**WHAT IS NEEDED:** Below are the records. Gather each line that holds "screenshot".

[Dataset records]
>> Begin

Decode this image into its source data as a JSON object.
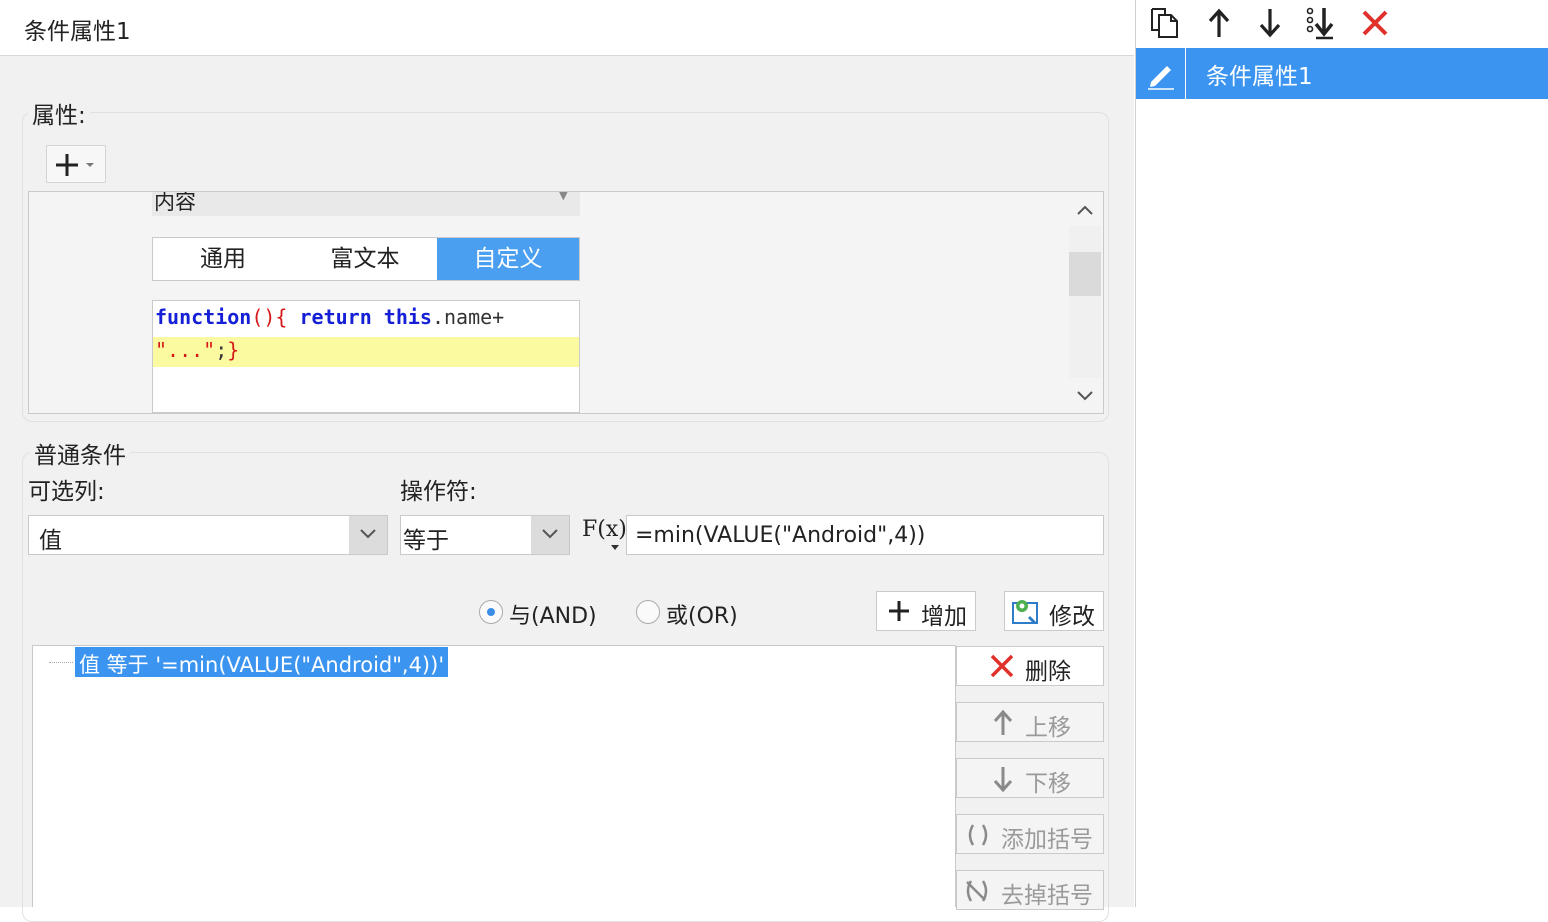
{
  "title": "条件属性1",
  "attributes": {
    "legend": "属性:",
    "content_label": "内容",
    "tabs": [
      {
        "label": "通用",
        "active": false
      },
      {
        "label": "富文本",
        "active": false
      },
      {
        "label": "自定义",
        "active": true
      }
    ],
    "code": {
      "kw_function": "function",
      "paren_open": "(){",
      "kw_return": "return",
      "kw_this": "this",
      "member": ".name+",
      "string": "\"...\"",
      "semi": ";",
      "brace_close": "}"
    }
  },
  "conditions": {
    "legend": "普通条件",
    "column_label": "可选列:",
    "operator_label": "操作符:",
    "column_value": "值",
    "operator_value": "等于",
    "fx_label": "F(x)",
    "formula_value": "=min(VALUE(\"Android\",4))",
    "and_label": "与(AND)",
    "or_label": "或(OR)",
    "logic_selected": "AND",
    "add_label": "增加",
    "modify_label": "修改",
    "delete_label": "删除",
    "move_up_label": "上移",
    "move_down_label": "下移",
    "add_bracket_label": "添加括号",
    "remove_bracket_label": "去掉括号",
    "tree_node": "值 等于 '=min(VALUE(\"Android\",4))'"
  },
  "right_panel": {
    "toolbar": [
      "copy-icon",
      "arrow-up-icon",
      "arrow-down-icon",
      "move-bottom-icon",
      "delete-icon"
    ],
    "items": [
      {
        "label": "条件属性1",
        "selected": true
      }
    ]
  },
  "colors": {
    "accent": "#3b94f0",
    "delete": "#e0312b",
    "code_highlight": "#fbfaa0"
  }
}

>> End
>> Begin

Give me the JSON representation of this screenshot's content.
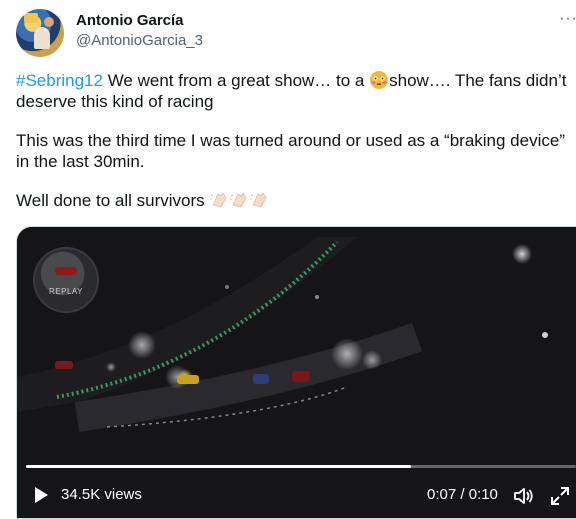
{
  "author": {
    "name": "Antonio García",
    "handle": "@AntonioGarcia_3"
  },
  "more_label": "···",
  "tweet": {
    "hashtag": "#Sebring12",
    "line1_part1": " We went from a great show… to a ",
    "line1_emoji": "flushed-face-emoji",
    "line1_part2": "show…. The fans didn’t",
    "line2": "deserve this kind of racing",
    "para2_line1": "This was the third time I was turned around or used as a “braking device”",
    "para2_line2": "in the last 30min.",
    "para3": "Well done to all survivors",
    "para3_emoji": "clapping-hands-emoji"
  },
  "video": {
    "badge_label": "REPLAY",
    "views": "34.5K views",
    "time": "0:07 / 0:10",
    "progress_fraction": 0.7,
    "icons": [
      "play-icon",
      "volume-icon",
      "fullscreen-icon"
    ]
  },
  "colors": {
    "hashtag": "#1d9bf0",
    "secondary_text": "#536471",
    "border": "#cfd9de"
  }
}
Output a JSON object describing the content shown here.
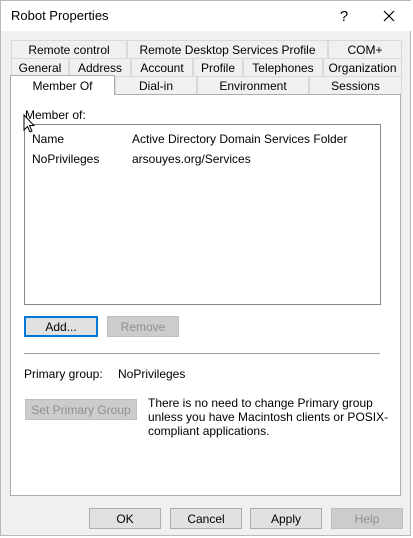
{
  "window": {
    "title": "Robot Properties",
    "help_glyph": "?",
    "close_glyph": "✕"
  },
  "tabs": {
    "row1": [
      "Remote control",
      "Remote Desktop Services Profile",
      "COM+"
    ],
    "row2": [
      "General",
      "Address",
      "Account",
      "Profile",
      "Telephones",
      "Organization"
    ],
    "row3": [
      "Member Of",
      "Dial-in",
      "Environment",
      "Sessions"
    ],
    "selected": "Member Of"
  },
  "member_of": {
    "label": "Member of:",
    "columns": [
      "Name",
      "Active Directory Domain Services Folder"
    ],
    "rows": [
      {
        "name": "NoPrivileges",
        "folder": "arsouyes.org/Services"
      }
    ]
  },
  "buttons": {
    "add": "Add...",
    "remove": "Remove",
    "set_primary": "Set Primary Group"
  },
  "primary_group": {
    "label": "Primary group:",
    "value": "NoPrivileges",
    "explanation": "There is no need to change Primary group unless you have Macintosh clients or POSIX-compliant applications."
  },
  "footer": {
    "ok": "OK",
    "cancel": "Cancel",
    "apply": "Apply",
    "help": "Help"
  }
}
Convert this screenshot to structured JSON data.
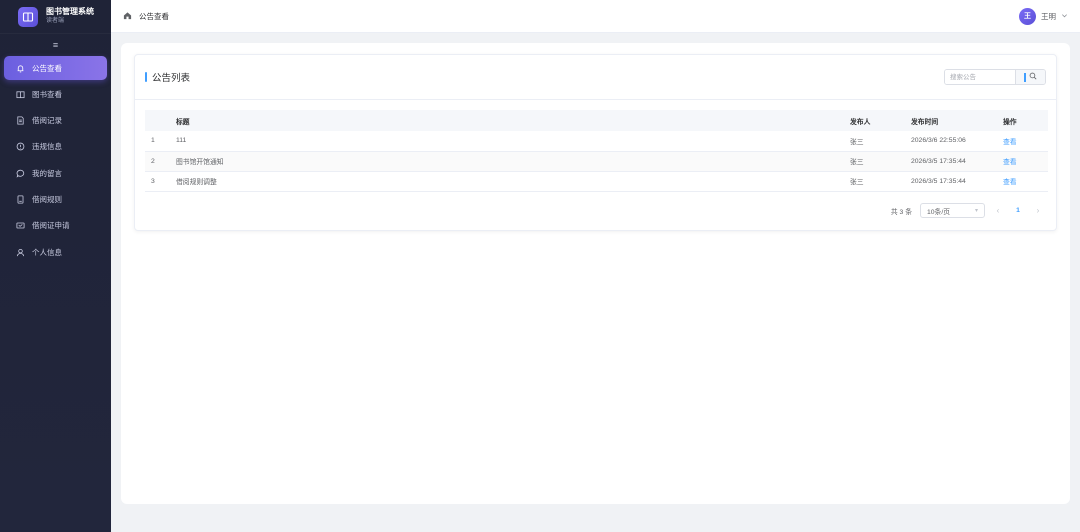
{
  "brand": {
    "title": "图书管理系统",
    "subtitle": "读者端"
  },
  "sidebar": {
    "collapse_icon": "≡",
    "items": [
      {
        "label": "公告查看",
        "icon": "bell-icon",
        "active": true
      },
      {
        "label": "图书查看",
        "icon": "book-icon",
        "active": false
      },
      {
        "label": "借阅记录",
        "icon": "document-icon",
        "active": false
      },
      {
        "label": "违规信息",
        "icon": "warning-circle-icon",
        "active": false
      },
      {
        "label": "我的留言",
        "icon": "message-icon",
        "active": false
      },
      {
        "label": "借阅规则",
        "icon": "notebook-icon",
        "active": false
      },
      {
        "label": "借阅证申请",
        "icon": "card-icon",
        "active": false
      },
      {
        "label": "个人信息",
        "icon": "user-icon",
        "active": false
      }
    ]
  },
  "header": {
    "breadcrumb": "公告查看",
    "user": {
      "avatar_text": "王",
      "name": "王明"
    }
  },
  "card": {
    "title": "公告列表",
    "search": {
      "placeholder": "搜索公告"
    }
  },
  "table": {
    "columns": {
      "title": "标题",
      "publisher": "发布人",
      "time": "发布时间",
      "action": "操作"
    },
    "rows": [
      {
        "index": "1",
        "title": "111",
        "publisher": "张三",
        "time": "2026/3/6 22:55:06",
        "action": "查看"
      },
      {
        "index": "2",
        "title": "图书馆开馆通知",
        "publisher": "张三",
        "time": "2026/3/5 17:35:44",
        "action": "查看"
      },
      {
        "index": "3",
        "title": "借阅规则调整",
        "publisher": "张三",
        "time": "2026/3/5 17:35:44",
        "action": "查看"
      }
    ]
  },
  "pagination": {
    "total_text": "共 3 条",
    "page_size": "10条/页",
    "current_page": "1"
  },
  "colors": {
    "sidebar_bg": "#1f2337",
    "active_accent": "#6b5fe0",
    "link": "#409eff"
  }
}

>> End

**SOLUTION BELOW:**
Give me the JSON representation of this screenshot's content.
Convert this screenshot to structured JSON data.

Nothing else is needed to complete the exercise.